# Exercise goal:
Pick out every line in the items below that contains the string "他国製シェア" and copy each one.

# Task material:
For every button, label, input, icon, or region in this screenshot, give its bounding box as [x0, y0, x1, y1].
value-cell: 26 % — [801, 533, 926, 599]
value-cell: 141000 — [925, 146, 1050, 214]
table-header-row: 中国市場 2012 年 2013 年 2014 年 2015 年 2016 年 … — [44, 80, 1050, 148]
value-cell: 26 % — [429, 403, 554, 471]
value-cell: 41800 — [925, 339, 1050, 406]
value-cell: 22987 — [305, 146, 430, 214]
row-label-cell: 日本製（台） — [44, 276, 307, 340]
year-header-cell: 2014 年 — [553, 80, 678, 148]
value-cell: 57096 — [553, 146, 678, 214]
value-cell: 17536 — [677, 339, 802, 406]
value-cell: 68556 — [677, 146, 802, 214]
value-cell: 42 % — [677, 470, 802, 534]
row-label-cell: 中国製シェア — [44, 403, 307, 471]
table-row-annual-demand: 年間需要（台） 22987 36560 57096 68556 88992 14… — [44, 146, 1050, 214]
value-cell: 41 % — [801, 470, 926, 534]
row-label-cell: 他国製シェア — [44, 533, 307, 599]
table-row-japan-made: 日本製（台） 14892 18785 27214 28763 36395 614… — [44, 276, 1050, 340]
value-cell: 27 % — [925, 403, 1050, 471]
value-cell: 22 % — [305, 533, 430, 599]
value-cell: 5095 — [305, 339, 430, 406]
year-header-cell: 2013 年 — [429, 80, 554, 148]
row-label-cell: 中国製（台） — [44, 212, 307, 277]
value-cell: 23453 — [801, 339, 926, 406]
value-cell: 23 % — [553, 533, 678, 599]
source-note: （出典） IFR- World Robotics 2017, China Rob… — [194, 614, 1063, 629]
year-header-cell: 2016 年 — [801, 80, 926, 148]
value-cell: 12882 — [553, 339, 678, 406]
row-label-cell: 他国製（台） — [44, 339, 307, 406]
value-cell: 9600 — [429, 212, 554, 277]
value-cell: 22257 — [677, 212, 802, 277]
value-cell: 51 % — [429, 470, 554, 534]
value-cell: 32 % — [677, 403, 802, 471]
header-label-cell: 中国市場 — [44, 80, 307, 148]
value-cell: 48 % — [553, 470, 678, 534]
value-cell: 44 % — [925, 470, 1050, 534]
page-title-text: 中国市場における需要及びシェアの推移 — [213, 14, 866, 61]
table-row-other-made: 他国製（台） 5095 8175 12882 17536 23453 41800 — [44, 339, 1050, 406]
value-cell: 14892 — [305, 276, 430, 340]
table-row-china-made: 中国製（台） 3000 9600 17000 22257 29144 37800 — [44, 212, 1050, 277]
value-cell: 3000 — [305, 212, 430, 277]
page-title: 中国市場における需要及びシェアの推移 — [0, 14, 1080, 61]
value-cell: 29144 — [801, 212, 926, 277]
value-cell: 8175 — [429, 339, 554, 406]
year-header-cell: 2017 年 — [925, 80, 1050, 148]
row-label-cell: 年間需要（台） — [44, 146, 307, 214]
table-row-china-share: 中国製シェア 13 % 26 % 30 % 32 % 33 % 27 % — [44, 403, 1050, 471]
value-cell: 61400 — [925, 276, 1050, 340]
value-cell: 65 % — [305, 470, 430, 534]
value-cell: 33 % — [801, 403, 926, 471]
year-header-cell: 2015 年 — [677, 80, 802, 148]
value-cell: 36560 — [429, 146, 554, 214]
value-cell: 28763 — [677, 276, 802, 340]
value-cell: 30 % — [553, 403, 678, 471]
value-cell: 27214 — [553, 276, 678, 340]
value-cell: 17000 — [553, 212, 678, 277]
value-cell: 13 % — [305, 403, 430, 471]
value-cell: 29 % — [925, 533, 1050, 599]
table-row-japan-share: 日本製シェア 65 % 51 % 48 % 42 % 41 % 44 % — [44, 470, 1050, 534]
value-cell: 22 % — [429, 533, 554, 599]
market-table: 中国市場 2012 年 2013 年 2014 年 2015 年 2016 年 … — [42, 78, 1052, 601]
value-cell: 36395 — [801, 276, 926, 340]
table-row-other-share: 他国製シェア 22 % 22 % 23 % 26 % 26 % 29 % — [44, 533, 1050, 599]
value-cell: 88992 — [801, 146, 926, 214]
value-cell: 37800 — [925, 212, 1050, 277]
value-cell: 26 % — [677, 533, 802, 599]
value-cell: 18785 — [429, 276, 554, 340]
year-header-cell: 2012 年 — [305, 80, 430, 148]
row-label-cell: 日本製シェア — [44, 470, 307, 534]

# Full output:
row-label-cell: 他国製シェア — [44, 533, 307, 599]
table-row-other-share: 他国製シェア 22 % 22 % 23 % 26 % 26 % 29 % — [44, 533, 1050, 599]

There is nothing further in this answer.